— Begin Listing —
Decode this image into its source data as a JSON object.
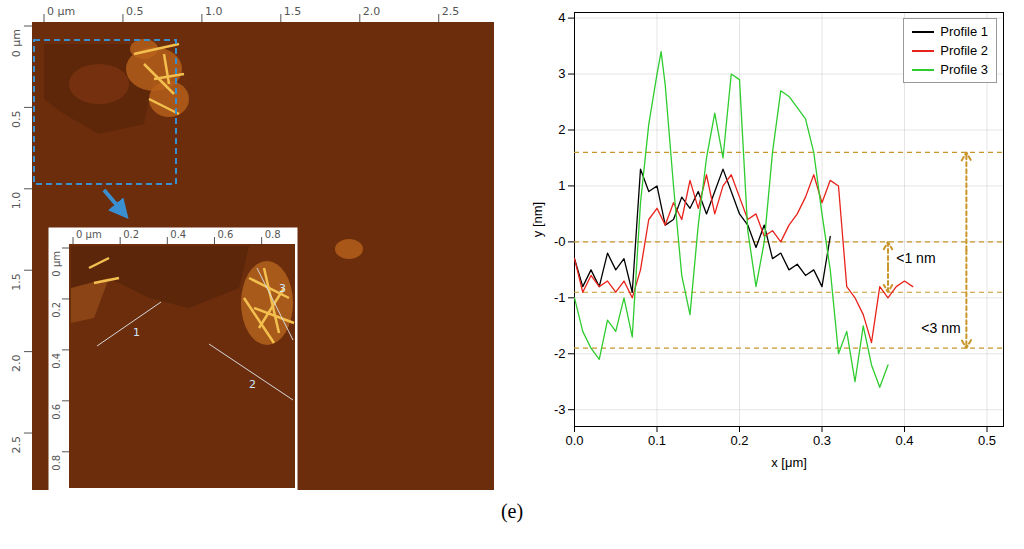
{
  "figure_label": "(e)",
  "afm_image": {
    "xlim": [
      0,
      2.85
    ],
    "ylim": [
      0,
      2.85
    ],
    "xticks": [
      {
        "value": 0,
        "label": "0 μm"
      },
      0.5,
      {
        "value": 1,
        "label": "1.0"
      },
      1.5,
      {
        "value": 2,
        "label": "2.0"
      },
      2.5
    ],
    "yticks": [
      {
        "value": 0,
        "label": "0 μm"
      },
      0.5,
      {
        "value": 1,
        "label": "1.0"
      },
      1.5,
      {
        "value": 2,
        "label": "2.0"
      },
      2.5
    ],
    "inset": {
      "xlim": [
        0,
        0.95
      ],
      "ylim": [
        0,
        0.95
      ],
      "xticks": [
        {
          "value": 0,
          "label": "0 μm"
        },
        0.2,
        0.4,
        0.6,
        0.8
      ],
      "yticks": [
        {
          "value": 0,
          "label": "0 μm"
        },
        0.2,
        0.4,
        0.6,
        0.8
      ],
      "profile_labels": [
        "1",
        "2",
        "3"
      ]
    }
  },
  "chart_data": {
    "type": "line",
    "x_label": "x [μm]",
    "y_label": "y [nm]",
    "xlim": [
      0,
      0.52
    ],
    "ylim": [
      -3.3,
      4.1
    ],
    "xticks": [
      {
        "value": 0,
        "label": "0.0"
      },
      0.1,
      0.2,
      0.3,
      0.4,
      0.5
    ],
    "yticks": [
      -3,
      -2,
      -1,
      {
        "value": 0,
        "label": "-0"
      },
      1,
      2,
      3,
      4
    ],
    "grid": true,
    "legend": "top-right",
    "series": [
      {
        "name": "Profile 1",
        "color": "#000000",
        "x": [
          0,
          0.01,
          0.02,
          0.03,
          0.04,
          0.05,
          0.06,
          0.07,
          0.08,
          0.09,
          0.1,
          0.11,
          0.12,
          0.13,
          0.14,
          0.15,
          0.16,
          0.17,
          0.18,
          0.19,
          0.2,
          0.21,
          0.22,
          0.23,
          0.24,
          0.25,
          0.26,
          0.27,
          0.28,
          0.29,
          0.3,
          0.31
        ],
        "values": [
          -0.3,
          -0.8,
          -0.5,
          -0.8,
          -0.2,
          -0.5,
          -0.3,
          -0.9,
          1.3,
          0.9,
          1.0,
          0.3,
          0.4,
          0.8,
          0.6,
          0.9,
          0.5,
          0.9,
          1.3,
          0.9,
          0.5,
          0.3,
          -0.1,
          0.3,
          -0.3,
          -0.2,
          -0.5,
          -0.4,
          -0.6,
          -0.5,
          -0.8,
          0.1
        ]
      },
      {
        "name": "Profile 2",
        "color": "#e8231b",
        "x": [
          0,
          0.01,
          0.02,
          0.03,
          0.04,
          0.05,
          0.06,
          0.07,
          0.08,
          0.09,
          0.1,
          0.11,
          0.12,
          0.13,
          0.14,
          0.15,
          0.16,
          0.17,
          0.18,
          0.19,
          0.2,
          0.21,
          0.22,
          0.23,
          0.24,
          0.25,
          0.26,
          0.27,
          0.28,
          0.29,
          0.3,
          0.31,
          0.32,
          0.33,
          0.34,
          0.35,
          0.36,
          0.37,
          0.38,
          0.39,
          0.4,
          0.41
        ],
        "values": [
          -0.3,
          -0.9,
          -0.6,
          -0.8,
          -0.7,
          -0.9,
          -0.7,
          -1.0,
          -0.5,
          0.4,
          0.6,
          0.3,
          0.7,
          0.4,
          1.1,
          0.6,
          1.2,
          0.5,
          1.0,
          1.2,
          0.8,
          0.4,
          0.5,
          0.1,
          0.2,
          0.0,
          0.3,
          0.5,
          0.8,
          1.2,
          0.7,
          1.1,
          1.0,
          -0.8,
          -1.0,
          -1.3,
          -1.8,
          -0.8,
          -1.0,
          -0.8,
          -0.7,
          -0.8
        ]
      },
      {
        "name": "Profile 3",
        "color": "#2ecc2e",
        "x": [
          0,
          0.01,
          0.02,
          0.03,
          0.04,
          0.05,
          0.06,
          0.07,
          0.08,
          0.09,
          0.1,
          0.105,
          0.11,
          0.12,
          0.13,
          0.14,
          0.15,
          0.16,
          0.17,
          0.18,
          0.19,
          0.2,
          0.21,
          0.22,
          0.23,
          0.24,
          0.25,
          0.26,
          0.27,
          0.28,
          0.29,
          0.3,
          0.31,
          0.32,
          0.33,
          0.34,
          0.35,
          0.36,
          0.37,
          0.38
        ],
        "values": [
          -1.0,
          -1.6,
          -1.9,
          -2.1,
          -1.4,
          -1.6,
          -1.0,
          -1.7,
          0.7,
          2.1,
          3.0,
          3.4,
          2.8,
          1.0,
          -0.6,
          -1.3,
          0.3,
          1.5,
          2.3,
          1.5,
          3.0,
          2.9,
          0.2,
          -0.8,
          0.0,
          1.6,
          2.7,
          2.6,
          2.4,
          2.2,
          1.6,
          0.5,
          -0.5,
          -2.0,
          -1.6,
          -2.5,
          -1.5,
          -2.2,
          -2.6,
          -2.2
        ]
      }
    ],
    "reference_lines": {
      "color": "#c8962a",
      "line_style": "dashed",
      "values": [
        1.6,
        0,
        -0.9,
        -1.9
      ]
    },
    "arrows": [
      {
        "x": 0.38,
        "y1": 0,
        "y2": -0.9
      },
      {
        "x": 0.475,
        "y1": 1.6,
        "y2": -1.9
      }
    ],
    "annotations": [
      {
        "text": "<1 nm",
        "x": 0.39,
        "y": -0.3
      },
      {
        "text": "<3 nm",
        "x": 0.468,
        "y": -1.55
      }
    ]
  }
}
— End Listing —
In the copy, include all records verbatim but no images.

Solution:
Decode this image into its source data as a JSON object.
{
  "figure_label": "(e)",
  "afm_image": {
    "xlim": [
      0,
      2.85
    ],
    "ylim": [
      0,
      2.85
    ],
    "xticks": [
      {
        "value": 0,
        "label": "0 μm"
      },
      0.5,
      {
        "value": 1,
        "label": "1.0"
      },
      1.5,
      {
        "value": 2,
        "label": "2.0"
      },
      2.5
    ],
    "yticks": [
      {
        "value": 0,
        "label": "0 μm"
      },
      0.5,
      {
        "value": 1,
        "label": "1.0"
      },
      1.5,
      {
        "value": 2,
        "label": "2.0"
      },
      2.5
    ],
    "inset": {
      "xlim": [
        0,
        0.95
      ],
      "ylim": [
        0,
        0.95
      ],
      "xticks": [
        {
          "value": 0,
          "label": "0 μm"
        },
        0.2,
        0.4,
        0.6,
        0.8
      ],
      "yticks": [
        {
          "value": 0,
          "label": "0 μm"
        },
        0.2,
        0.4,
        0.6,
        0.8
      ],
      "profile_labels": [
        "1",
        "2",
        "3"
      ]
    }
  },
  "chart_data": {
    "type": "line",
    "x_label": "x [μm]",
    "y_label": "y [nm]",
    "xlim": [
      0,
      0.52
    ],
    "ylim": [
      -3.3,
      4.1
    ],
    "xticks": [
      {
        "value": 0,
        "label": "0.0"
      },
      0.1,
      0.2,
      0.3,
      0.4,
      0.5
    ],
    "yticks": [
      -3,
      -2,
      -1,
      {
        "value": 0,
        "label": "-0"
      },
      1,
      2,
      3,
      4
    ],
    "grid": true,
    "legend": "top-right",
    "series": [
      {
        "name": "Profile 1",
        "color": "#000000",
        "x": [
          0,
          0.01,
          0.02,
          0.03,
          0.04,
          0.05,
          0.06,
          0.07,
          0.08,
          0.09,
          0.1,
          0.11,
          0.12,
          0.13,
          0.14,
          0.15,
          0.16,
          0.17,
          0.18,
          0.19,
          0.2,
          0.21,
          0.22,
          0.23,
          0.24,
          0.25,
          0.26,
          0.27,
          0.28,
          0.29,
          0.3,
          0.31
        ],
        "values": [
          -0.3,
          -0.8,
          -0.5,
          -0.8,
          -0.2,
          -0.5,
          -0.3,
          -0.9,
          1.3,
          0.9,
          1.0,
          0.3,
          0.4,
          0.8,
          0.6,
          0.9,
          0.5,
          0.9,
          1.3,
          0.9,
          0.5,
          0.3,
          -0.1,
          0.3,
          -0.3,
          -0.2,
          -0.5,
          -0.4,
          -0.6,
          -0.5,
          -0.8,
          0.1
        ]
      },
      {
        "name": "Profile 2",
        "color": "#e8231b",
        "x": [
          0,
          0.01,
          0.02,
          0.03,
          0.04,
          0.05,
          0.06,
          0.07,
          0.08,
          0.09,
          0.1,
          0.11,
          0.12,
          0.13,
          0.14,
          0.15,
          0.16,
          0.17,
          0.18,
          0.19,
          0.2,
          0.21,
          0.22,
          0.23,
          0.24,
          0.25,
          0.26,
          0.27,
          0.28,
          0.29,
          0.3,
          0.31,
          0.32,
          0.33,
          0.34,
          0.35,
          0.36,
          0.37,
          0.38,
          0.39,
          0.4,
          0.41
        ],
        "values": [
          -0.3,
          -0.9,
          -0.6,
          -0.8,
          -0.7,
          -0.9,
          -0.7,
          -1.0,
          -0.5,
          0.4,
          0.6,
          0.3,
          0.7,
          0.4,
          1.1,
          0.6,
          1.2,
          0.5,
          1.0,
          1.2,
          0.8,
          0.4,
          0.5,
          0.1,
          0.2,
          0.0,
          0.3,
          0.5,
          0.8,
          1.2,
          0.7,
          1.1,
          1.0,
          -0.8,
          -1.0,
          -1.3,
          -1.8,
          -0.8,
          -1.0,
          -0.8,
          -0.7,
          -0.8
        ]
      },
      {
        "name": "Profile 3",
        "color": "#2ecc2e",
        "x": [
          0,
          0.01,
          0.02,
          0.03,
          0.04,
          0.05,
          0.06,
          0.07,
          0.08,
          0.09,
          0.1,
          0.105,
          0.11,
          0.12,
          0.13,
          0.14,
          0.15,
          0.16,
          0.17,
          0.18,
          0.19,
          0.2,
          0.21,
          0.22,
          0.23,
          0.24,
          0.25,
          0.26,
          0.27,
          0.28,
          0.29,
          0.3,
          0.31,
          0.32,
          0.33,
          0.34,
          0.35,
          0.36,
          0.37,
          0.38
        ],
        "values": [
          -1.0,
          -1.6,
          -1.9,
          -2.1,
          -1.4,
          -1.6,
          -1.0,
          -1.7,
          0.7,
          2.1,
          3.0,
          3.4,
          2.8,
          1.0,
          -0.6,
          -1.3,
          0.3,
          1.5,
          2.3,
          1.5,
          3.0,
          2.9,
          0.2,
          -0.8,
          0.0,
          1.6,
          2.7,
          2.6,
          2.4,
          2.2,
          1.6,
          0.5,
          -0.5,
          -2.0,
          -1.6,
          -2.5,
          -1.5,
          -2.2,
          -2.6,
          -2.2
        ]
      }
    ],
    "reference_lines": {
      "color": "#c8962a",
      "line_style": "dashed",
      "values": [
        1.6,
        0,
        -0.9,
        -1.9
      ]
    },
    "arrows": [
      {
        "x": 0.38,
        "y1": 0,
        "y2": -0.9
      },
      {
        "x": 0.475,
        "y1": 1.6,
        "y2": -1.9
      }
    ],
    "annotations": [
      {
        "text": "<1 nm",
        "x": 0.39,
        "y": -0.3
      },
      {
        "text": "<3 nm",
        "x": 0.468,
        "y": -1.55
      }
    ]
  }
}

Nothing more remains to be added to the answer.